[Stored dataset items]
---

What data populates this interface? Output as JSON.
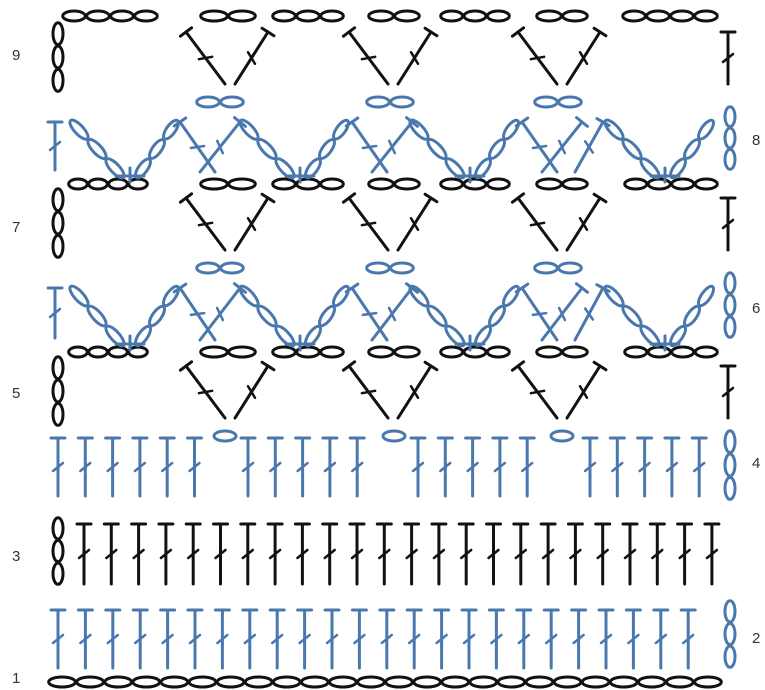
{
  "diagram": {
    "type": "crochet-stitch-chart",
    "colors": {
      "odd_rows": "#111111",
      "even_rows": "#4a78ae"
    },
    "symbols": {
      "chain": "oval-chain-icon",
      "double_crochet": "dc-stitch-icon",
      "treble_crochet": "tr-stitch-icon"
    },
    "rows": [
      {
        "label": "1",
        "side": "left",
        "color_key": "odd_rows"
      },
      {
        "label": "2",
        "side": "right",
        "color_key": "even_rows"
      },
      {
        "label": "3",
        "side": "left",
        "color_key": "odd_rows"
      },
      {
        "label": "4",
        "side": "right",
        "color_key": "even_rows"
      },
      {
        "label": "5",
        "side": "left",
        "color_key": "odd_rows"
      },
      {
        "label": "6",
        "side": "right",
        "color_key": "even_rows"
      },
      {
        "label": "7",
        "side": "left",
        "color_key": "odd_rows"
      },
      {
        "label": "8",
        "side": "right",
        "color_key": "even_rows"
      },
      {
        "label": "9",
        "side": "left",
        "color_key": "odd_rows"
      }
    ]
  }
}
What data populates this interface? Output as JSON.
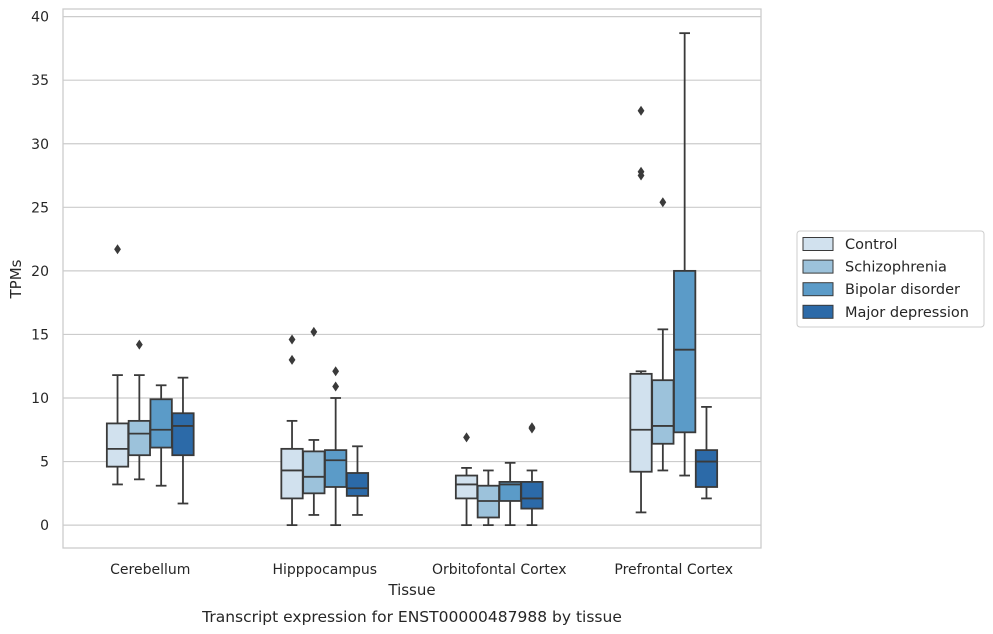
{
  "chart_data": {
    "type": "box",
    "title": "Transcript expression for ENST00000487988 by tissue",
    "xlabel": "Tissue",
    "ylabel": "TPMs",
    "ylim": [
      -1.8,
      40.6
    ],
    "yticks": [
      0,
      5,
      10,
      15,
      20,
      25,
      30,
      35,
      40
    ],
    "grid": "horizontal",
    "legend_position": "right",
    "categories": [
      "Cerebellum",
      "Hipppocampus",
      "Orbitofontal Cortex",
      "Prefrontal Cortex"
    ],
    "series": [
      {
        "name": "Control",
        "color": "#d1e1ee",
        "boxes": [
          {
            "whislo": 3.2,
            "q1": 4.6,
            "med": 6.0,
            "q3": 8.0,
            "whishi": 11.8,
            "fliers": [
              21.7
            ]
          },
          {
            "whislo": 0.0,
            "q1": 2.1,
            "med": 4.3,
            "q3": 6.0,
            "whishi": 8.2,
            "fliers": [
              13.0,
              14.6
            ]
          },
          {
            "whislo": 0.0,
            "q1": 2.1,
            "med": 3.2,
            "q3": 3.9,
            "whishi": 4.5,
            "fliers": [
              6.9
            ]
          },
          {
            "whislo": 1.0,
            "q1": 4.2,
            "med": 7.5,
            "q3": 11.9,
            "whishi": 12.1,
            "fliers": [
              27.5,
              27.8,
              32.6
            ]
          }
        ]
      },
      {
        "name": "Schizophrenia",
        "color": "#9cc2db",
        "boxes": [
          {
            "whislo": 3.6,
            "q1": 5.5,
            "med": 7.2,
            "q3": 8.2,
            "whishi": 11.8,
            "fliers": [
              14.2
            ]
          },
          {
            "whislo": 0.8,
            "q1": 2.5,
            "med": 3.8,
            "q3": 5.8,
            "whishi": 6.7,
            "fliers": [
              15.2
            ]
          },
          {
            "whislo": 0.0,
            "q1": 0.6,
            "med": 1.9,
            "q3": 3.1,
            "whishi": 4.3,
            "fliers": []
          },
          {
            "whislo": 4.3,
            "q1": 6.4,
            "med": 7.8,
            "q3": 11.4,
            "whishi": 15.4,
            "fliers": [
              25.4
            ]
          }
        ]
      },
      {
        "name": "Bipolar disorder",
        "color": "#5b9bc8",
        "boxes": [
          {
            "whislo": 3.1,
            "q1": 6.1,
            "med": 7.5,
            "q3": 9.9,
            "whishi": 11.0,
            "fliers": []
          },
          {
            "whislo": 0.0,
            "q1": 3.0,
            "med": 5.1,
            "q3": 5.9,
            "whishi": 10.0,
            "fliers": [
              10.9,
              12.1
            ]
          },
          {
            "whislo": 0.0,
            "q1": 1.9,
            "med": 3.2,
            "q3": 3.4,
            "whishi": 4.9,
            "fliers": []
          },
          {
            "whislo": 3.9,
            "q1": 7.3,
            "med": 13.8,
            "q3": 20.0,
            "whishi": 38.7,
            "fliers": []
          }
        ]
      },
      {
        "name": "Major depression",
        "color": "#2c6aa8",
        "boxes": [
          {
            "whislo": 1.7,
            "q1": 5.5,
            "med": 7.8,
            "q3": 8.8,
            "whishi": 11.6,
            "fliers": []
          },
          {
            "whislo": 0.8,
            "q1": 2.3,
            "med": 2.9,
            "q3": 4.1,
            "whishi": 6.2,
            "fliers": []
          },
          {
            "whislo": 0.0,
            "q1": 1.3,
            "med": 2.1,
            "q3": 3.4,
            "whishi": 4.3,
            "fliers": [
              7.6,
              7.7
            ]
          },
          {
            "whislo": 2.1,
            "q1": 3.0,
            "med": 5.0,
            "q3": 5.9,
            "whishi": 9.3,
            "fliers": []
          }
        ]
      }
    ]
  }
}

---

TO DO
Pictures in the records above are left out; print everything else exactly as written.

THE COMPLETED TASK
What data populates this interface? Output as JSON.
{
  "diagram": {
    "type": "crochet-stitch-chart",
    "colors": {
      "odd_rows": "#111111",
      "even_rows": "#4a78ae"
    },
    "symbols": {
      "chain": "oval-chain-icon",
      "double_crochet": "dc-stitch-icon",
      "treble_crochet": "tr-stitch-icon"
    },
    "rows": [
      {
        "label": "1",
        "side": "left",
        "color_key": "odd_rows"
      },
      {
        "label": "2",
        "side": "right",
        "color_key": "even_rows"
      },
      {
        "label": "3",
        "side": "left",
        "color_key": "odd_rows"
      },
      {
        "label": "4",
        "side": "right",
        "color_key": "even_rows"
      },
      {
        "label": "5",
        "side": "left",
        "color_key": "odd_rows"
      },
      {
        "label": "6",
        "side": "right",
        "color_key": "even_rows"
      },
      {
        "label": "7",
        "side": "left",
        "color_key": "odd_rows"
      },
      {
        "label": "8",
        "side": "right",
        "color_key": "even_rows"
      },
      {
        "label": "9",
        "side": "left",
        "color_key": "odd_rows"
      }
    ]
  }
}
What data populates this interface? Output as JSON.
{
  "chart_data": {
    "type": "box",
    "title": "Transcript expression for ENST00000487988 by tissue",
    "xlabel": "Tissue",
    "ylabel": "TPMs",
    "ylim": [
      -1.8,
      40.6
    ],
    "yticks": [
      0,
      5,
      10,
      15,
      20,
      25,
      30,
      35,
      40
    ],
    "grid": "horizontal",
    "legend_position": "right",
    "categories": [
      "Cerebellum",
      "Hipppocampus",
      "Orbitofontal Cortex",
      "Prefrontal Cortex"
    ],
    "series": [
      {
        "name": "Control",
        "color": "#d1e1ee",
        "boxes": [
          {
            "whislo": 3.2,
            "q1": 4.6,
            "med": 6.0,
            "q3": 8.0,
            "whishi": 11.8,
            "fliers": [
              21.7
            ]
          },
          {
            "whislo": 0.0,
            "q1": 2.1,
            "med": 4.3,
            "q3": 6.0,
            "whishi": 8.2,
            "fliers": [
              13.0,
              14.6
            ]
          },
          {
            "whislo": 0.0,
            "q1": 2.1,
            "med": 3.2,
            "q3": 3.9,
            "whishi": 4.5,
            "fliers": [
              6.9
            ]
          },
          {
            "whislo": 1.0,
            "q1": 4.2,
            "med": 7.5,
            "q3": 11.9,
            "whishi": 12.1,
            "fliers": [
              27.5,
              27.8,
              32.6
            ]
          }
        ]
      },
      {
        "name": "Schizophrenia",
        "color": "#9cc2db",
        "boxes": [
          {
            "whislo": 3.6,
            "q1": 5.5,
            "med": 7.2,
            "q3": 8.2,
            "whishi": 11.8,
            "fliers": [
              14.2
            ]
          },
          {
            "whislo": 0.8,
            "q1": 2.5,
            "med": 3.8,
            "q3": 5.8,
            "whishi": 6.7,
            "fliers": [
              15.2
            ]
          },
          {
            "whislo": 0.0,
            "q1": 0.6,
            "med": 1.9,
            "q3": 3.1,
            "whishi": 4.3,
            "fliers": []
          },
          {
            "whislo": 4.3,
            "q1": 6.4,
            "med": 7.8,
            "q3": 11.4,
            "whishi": 15.4,
            "fliers": [
              25.4
            ]
          }
        ]
      },
      {
        "name": "Bipolar disorder",
        "color": "#5b9bc8",
        "boxes": [
          {
            "whislo": 3.1,
            "q1": 6.1,
            "med": 7.5,
            "q3": 9.9,
            "whishi": 11.0,
            "fliers": []
          },
          {
            "whislo": 0.0,
            "q1": 3.0,
            "med": 5.1,
            "q3": 5.9,
            "whishi": 10.0,
            "fliers": [
              10.9,
              12.1
            ]
          },
          {
            "whislo": 0.0,
            "q1": 1.9,
            "med": 3.2,
            "q3": 3.4,
            "whishi": 4.9,
            "fliers": []
          },
          {
            "whislo": 3.9,
            "q1": 7.3,
            "med": 13.8,
            "q3": 20.0,
            "whishi": 38.7,
            "fliers": []
          }
        ]
      },
      {
        "name": "Major depression",
        "color": "#2c6aa8",
        "boxes": [
          {
            "whislo": 1.7,
            "q1": 5.5,
            "med": 7.8,
            "q3": 8.8,
            "whishi": 11.6,
            "fliers": []
          },
          {
            "whislo": 0.8,
            "q1": 2.3,
            "med": 2.9,
            "q3": 4.1,
            "whishi": 6.2,
            "fliers": []
          },
          {
            "whislo": 0.0,
            "q1": 1.3,
            "med": 2.1,
            "q3": 3.4,
            "whishi": 4.3,
            "fliers": [
              7.6,
              7.7
            ]
          },
          {
            "whislo": 2.1,
            "q1": 3.0,
            "med": 5.0,
            "q3": 5.9,
            "whishi": 9.3,
            "fliers": []
          }
        ]
      }
    ]
  }
}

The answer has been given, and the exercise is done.